**INSTRUCTIONS FOR THE TASK**:
Spot each line that carries the word "this"; copy those lines.

# START OF TASK DATA

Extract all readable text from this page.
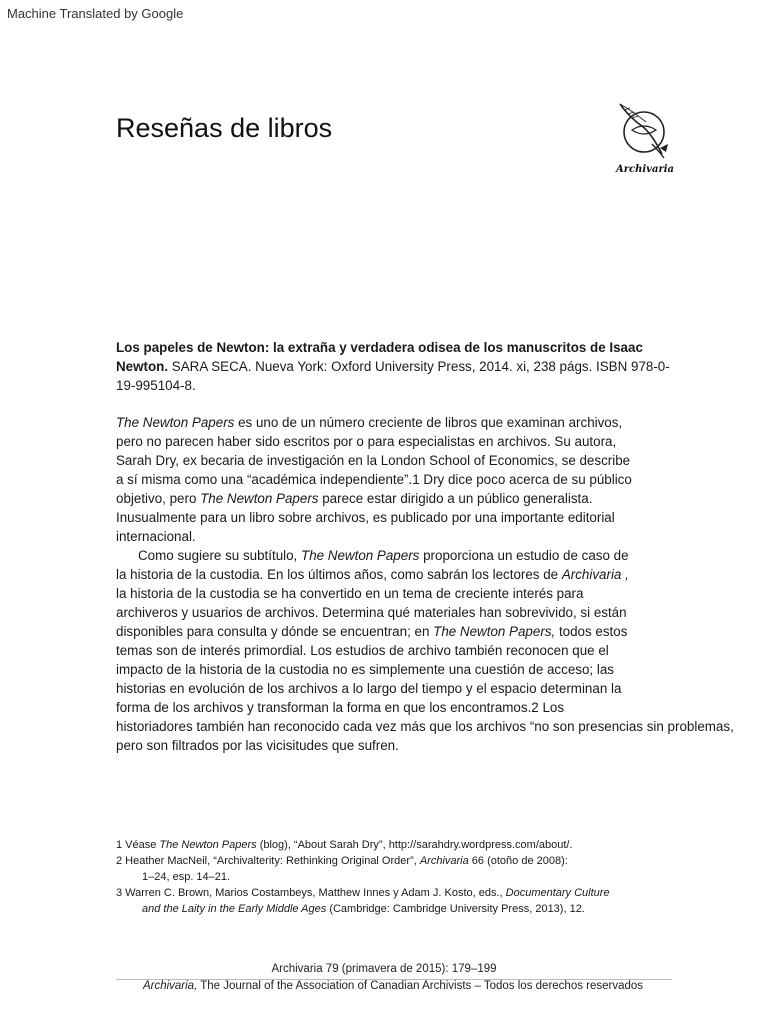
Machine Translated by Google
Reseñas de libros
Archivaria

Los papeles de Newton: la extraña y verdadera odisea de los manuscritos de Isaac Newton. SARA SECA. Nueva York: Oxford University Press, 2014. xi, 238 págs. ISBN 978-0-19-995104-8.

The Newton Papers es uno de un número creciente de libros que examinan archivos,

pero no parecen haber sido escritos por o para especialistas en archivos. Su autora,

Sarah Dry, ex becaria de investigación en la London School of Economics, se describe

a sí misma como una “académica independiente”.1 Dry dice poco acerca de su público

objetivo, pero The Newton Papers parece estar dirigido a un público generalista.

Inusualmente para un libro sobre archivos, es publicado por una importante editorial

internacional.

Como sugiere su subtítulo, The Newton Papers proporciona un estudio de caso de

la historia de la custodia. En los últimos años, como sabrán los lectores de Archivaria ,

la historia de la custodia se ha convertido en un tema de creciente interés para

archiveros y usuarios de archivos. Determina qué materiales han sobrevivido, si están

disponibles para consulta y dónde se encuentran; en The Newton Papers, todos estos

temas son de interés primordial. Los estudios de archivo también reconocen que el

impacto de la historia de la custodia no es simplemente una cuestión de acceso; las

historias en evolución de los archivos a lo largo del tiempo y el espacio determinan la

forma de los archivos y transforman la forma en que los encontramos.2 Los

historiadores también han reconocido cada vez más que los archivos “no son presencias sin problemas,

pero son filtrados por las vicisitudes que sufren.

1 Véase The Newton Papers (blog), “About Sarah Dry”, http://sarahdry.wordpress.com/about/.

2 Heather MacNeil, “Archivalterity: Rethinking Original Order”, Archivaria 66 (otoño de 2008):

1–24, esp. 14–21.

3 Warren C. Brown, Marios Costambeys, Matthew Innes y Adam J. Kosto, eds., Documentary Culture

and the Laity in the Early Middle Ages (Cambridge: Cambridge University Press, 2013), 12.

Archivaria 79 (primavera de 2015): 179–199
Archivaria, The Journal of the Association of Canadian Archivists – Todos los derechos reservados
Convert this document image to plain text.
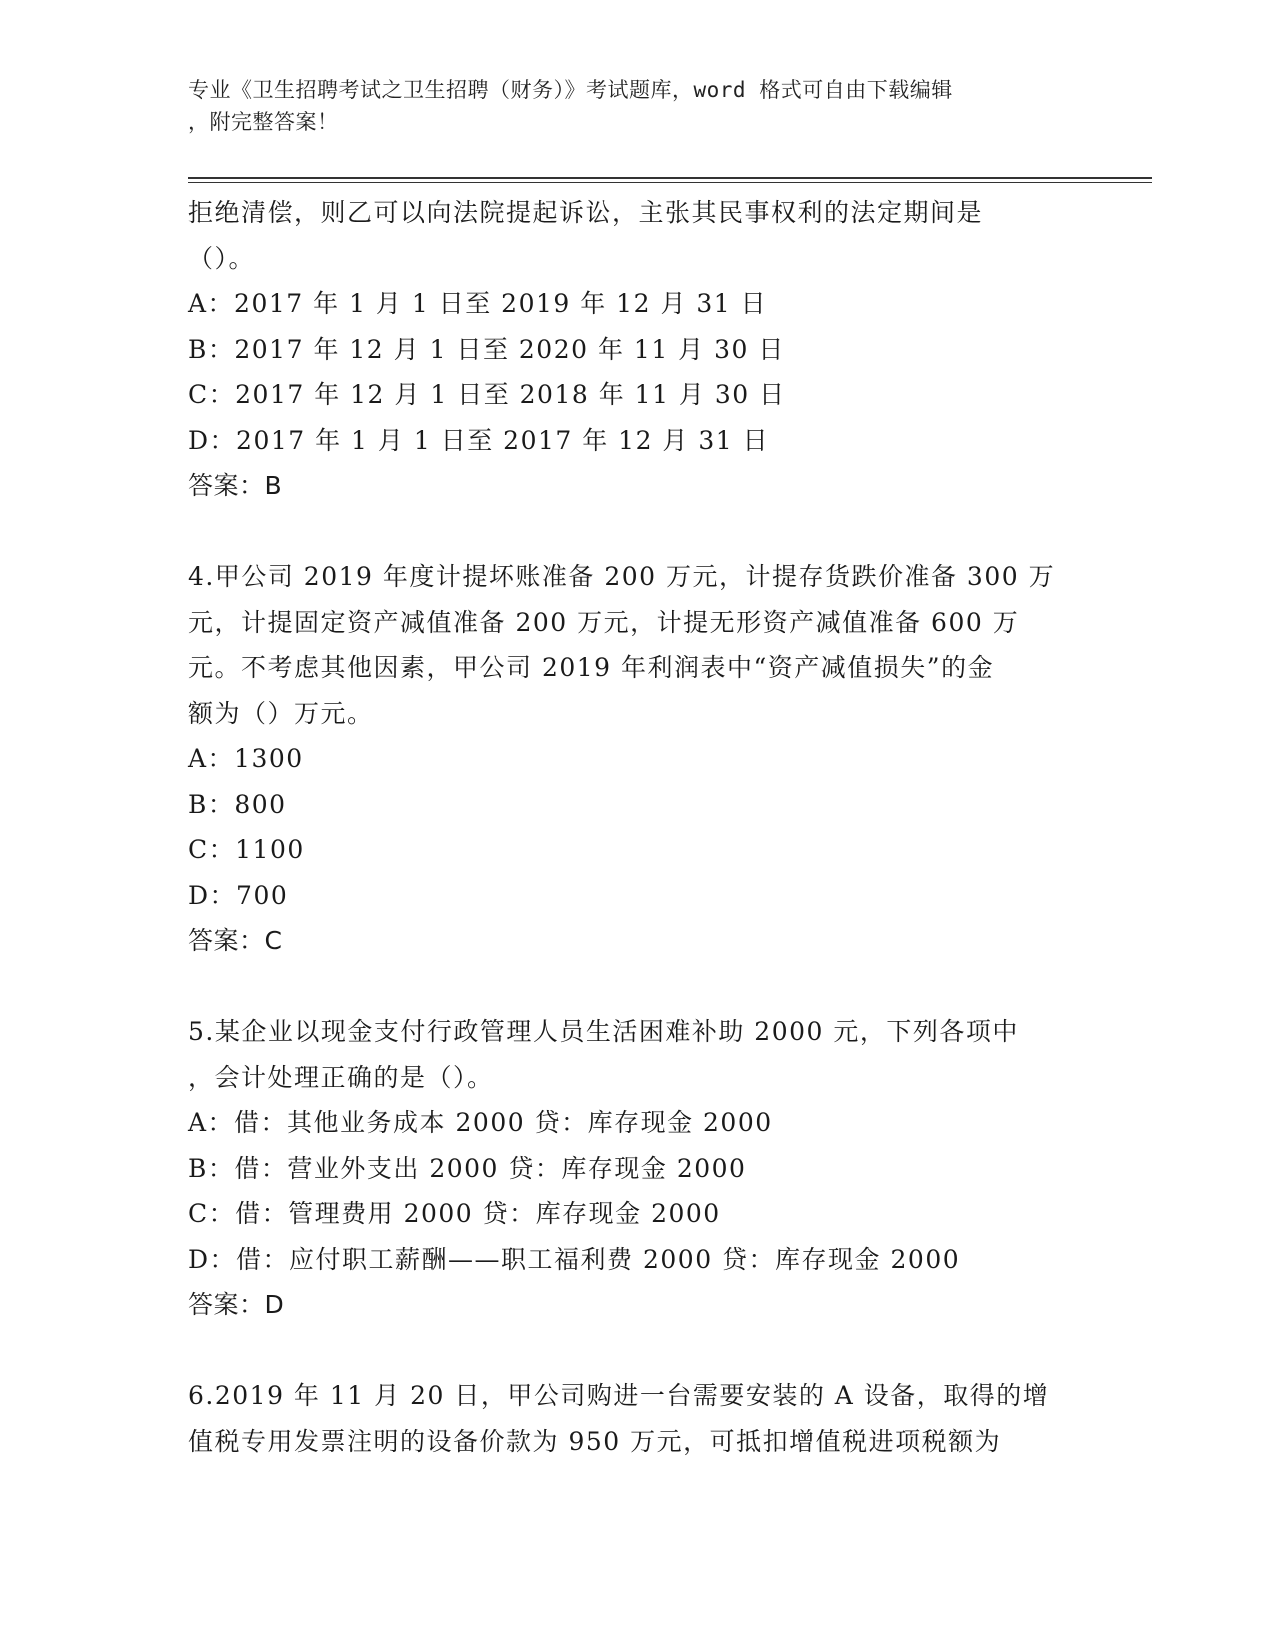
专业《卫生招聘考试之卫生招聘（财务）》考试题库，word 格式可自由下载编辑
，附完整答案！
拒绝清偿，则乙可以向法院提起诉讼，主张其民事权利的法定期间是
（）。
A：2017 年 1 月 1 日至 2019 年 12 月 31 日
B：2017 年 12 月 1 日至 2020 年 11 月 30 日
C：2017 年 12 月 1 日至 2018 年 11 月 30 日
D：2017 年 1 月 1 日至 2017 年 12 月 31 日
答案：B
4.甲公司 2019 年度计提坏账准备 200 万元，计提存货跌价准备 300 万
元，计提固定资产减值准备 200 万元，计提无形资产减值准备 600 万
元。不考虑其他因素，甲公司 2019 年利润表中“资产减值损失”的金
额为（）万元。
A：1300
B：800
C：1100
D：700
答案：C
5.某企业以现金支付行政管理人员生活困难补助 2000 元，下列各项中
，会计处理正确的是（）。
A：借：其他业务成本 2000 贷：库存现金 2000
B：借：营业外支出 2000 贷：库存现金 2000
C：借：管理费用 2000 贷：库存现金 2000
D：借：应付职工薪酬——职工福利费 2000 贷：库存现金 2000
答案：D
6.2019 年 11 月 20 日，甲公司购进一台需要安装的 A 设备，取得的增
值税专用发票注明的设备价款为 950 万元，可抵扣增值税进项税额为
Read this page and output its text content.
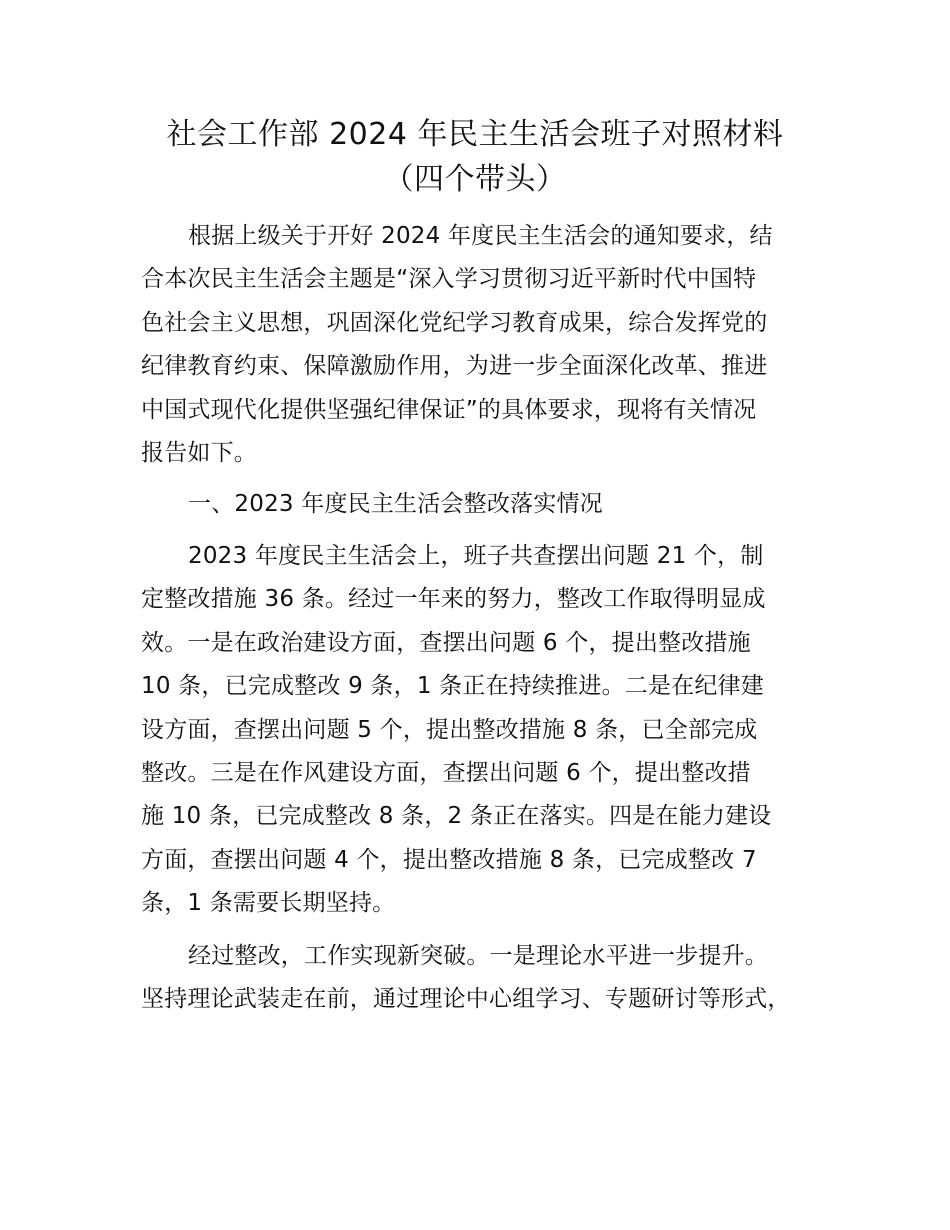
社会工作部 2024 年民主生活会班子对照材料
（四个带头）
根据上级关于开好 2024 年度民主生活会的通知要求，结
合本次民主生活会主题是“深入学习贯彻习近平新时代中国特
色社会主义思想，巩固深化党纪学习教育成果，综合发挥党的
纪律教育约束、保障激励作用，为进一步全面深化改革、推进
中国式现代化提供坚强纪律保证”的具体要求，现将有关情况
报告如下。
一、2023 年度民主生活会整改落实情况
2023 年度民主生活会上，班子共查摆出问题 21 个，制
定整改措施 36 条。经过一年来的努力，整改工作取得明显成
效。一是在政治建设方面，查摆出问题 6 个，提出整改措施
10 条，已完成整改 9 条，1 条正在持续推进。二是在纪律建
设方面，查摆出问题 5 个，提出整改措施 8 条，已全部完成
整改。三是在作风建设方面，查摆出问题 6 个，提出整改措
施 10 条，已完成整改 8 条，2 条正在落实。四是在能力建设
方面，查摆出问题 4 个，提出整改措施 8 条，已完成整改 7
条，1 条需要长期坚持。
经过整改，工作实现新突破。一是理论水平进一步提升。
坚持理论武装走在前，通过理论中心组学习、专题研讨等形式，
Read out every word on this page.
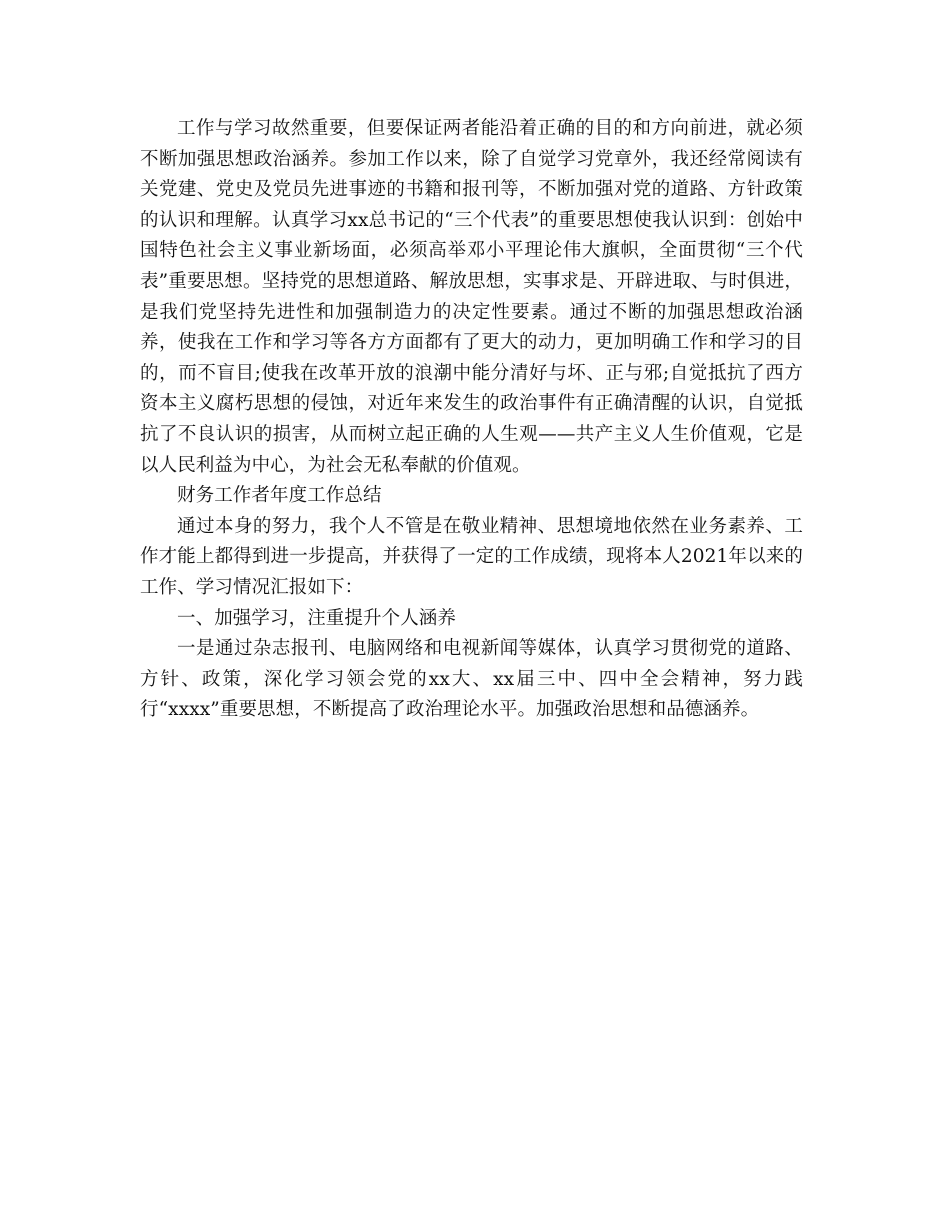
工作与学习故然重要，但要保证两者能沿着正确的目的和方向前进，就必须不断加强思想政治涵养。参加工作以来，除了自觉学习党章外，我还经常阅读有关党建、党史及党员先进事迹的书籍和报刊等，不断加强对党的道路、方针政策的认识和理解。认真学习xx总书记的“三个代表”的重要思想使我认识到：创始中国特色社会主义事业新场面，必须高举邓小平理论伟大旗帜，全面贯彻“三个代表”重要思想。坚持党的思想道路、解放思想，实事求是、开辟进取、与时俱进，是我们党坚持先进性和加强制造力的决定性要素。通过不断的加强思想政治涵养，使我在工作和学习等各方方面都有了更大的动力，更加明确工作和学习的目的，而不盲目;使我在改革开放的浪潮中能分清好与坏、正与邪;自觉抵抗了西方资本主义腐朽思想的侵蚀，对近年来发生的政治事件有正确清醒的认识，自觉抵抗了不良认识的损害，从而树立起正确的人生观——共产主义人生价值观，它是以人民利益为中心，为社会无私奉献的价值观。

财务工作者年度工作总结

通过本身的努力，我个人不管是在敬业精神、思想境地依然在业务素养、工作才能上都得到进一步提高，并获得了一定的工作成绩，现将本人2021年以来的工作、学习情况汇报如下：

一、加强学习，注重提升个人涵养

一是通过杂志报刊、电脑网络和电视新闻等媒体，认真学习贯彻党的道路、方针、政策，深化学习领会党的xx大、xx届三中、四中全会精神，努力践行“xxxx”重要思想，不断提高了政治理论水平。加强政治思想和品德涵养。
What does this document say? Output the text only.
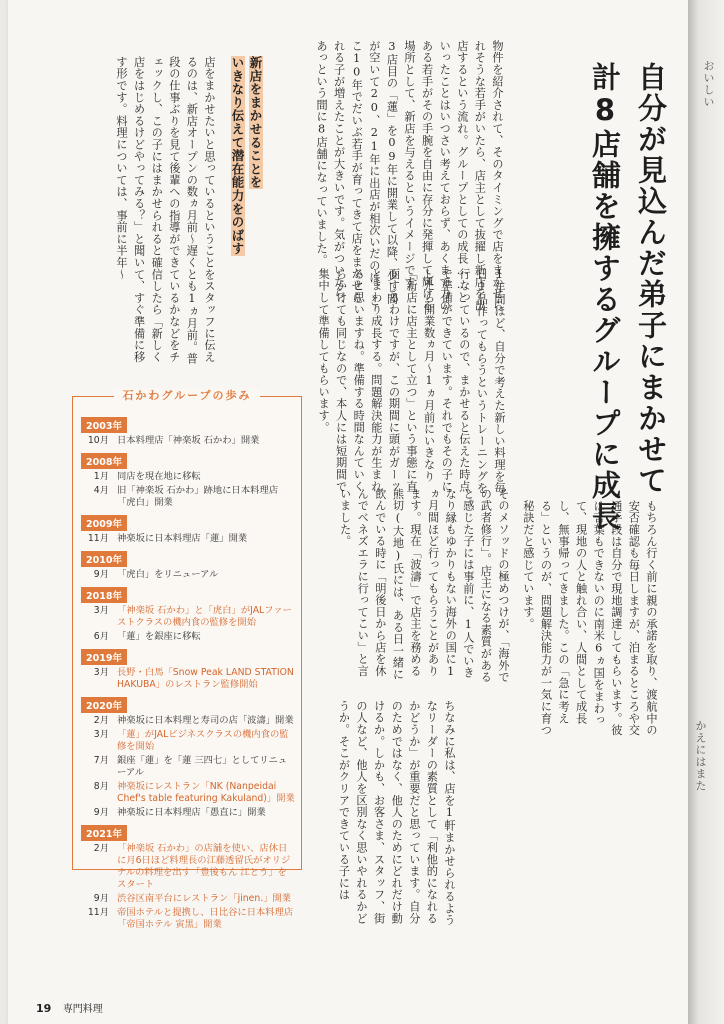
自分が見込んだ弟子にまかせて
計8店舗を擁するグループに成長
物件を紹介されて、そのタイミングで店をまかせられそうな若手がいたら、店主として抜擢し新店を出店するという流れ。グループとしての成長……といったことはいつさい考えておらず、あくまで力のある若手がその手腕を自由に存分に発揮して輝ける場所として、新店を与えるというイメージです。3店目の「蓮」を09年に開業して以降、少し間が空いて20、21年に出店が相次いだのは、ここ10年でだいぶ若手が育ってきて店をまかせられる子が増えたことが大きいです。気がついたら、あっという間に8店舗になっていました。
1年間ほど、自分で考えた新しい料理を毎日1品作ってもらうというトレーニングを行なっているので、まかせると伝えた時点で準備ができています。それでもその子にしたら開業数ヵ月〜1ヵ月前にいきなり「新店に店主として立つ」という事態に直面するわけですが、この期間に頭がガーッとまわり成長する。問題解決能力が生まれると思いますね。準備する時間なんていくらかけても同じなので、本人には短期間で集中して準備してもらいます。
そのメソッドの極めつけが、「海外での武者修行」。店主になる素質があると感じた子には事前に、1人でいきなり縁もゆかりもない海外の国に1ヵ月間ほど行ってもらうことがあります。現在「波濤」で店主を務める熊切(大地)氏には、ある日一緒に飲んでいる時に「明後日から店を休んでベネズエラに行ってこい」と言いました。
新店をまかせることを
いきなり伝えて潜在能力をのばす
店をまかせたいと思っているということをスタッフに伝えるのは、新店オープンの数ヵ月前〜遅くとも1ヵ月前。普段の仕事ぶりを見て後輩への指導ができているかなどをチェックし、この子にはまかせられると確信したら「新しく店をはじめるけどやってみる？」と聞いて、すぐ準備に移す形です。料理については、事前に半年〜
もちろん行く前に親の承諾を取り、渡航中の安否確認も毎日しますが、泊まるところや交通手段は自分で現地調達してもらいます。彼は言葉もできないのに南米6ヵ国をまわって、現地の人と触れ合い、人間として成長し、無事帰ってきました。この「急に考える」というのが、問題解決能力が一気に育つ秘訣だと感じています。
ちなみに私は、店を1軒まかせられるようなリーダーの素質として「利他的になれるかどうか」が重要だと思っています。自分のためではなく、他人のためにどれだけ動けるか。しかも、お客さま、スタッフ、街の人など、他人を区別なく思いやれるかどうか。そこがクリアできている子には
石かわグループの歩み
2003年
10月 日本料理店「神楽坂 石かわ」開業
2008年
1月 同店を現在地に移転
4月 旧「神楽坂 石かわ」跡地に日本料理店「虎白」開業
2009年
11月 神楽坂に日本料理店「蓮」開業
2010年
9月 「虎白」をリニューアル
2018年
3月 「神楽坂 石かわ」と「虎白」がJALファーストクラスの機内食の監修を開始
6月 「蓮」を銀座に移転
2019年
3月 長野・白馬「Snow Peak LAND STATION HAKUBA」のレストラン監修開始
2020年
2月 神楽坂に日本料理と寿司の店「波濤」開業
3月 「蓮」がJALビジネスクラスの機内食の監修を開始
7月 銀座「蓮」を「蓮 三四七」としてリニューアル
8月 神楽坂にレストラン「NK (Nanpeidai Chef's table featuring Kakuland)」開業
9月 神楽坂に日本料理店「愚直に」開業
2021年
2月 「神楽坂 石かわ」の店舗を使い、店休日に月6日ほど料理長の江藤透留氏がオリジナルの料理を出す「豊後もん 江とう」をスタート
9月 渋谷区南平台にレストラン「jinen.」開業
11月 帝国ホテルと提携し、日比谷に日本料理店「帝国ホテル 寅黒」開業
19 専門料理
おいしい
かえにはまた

# END OF TASK DATA

**RESPONSE**:
Extract all readable text from this page.
Convert this document image to plain text.
Read this page and output its text content.
Read out every word on this page.
What does this document say? Output the text only.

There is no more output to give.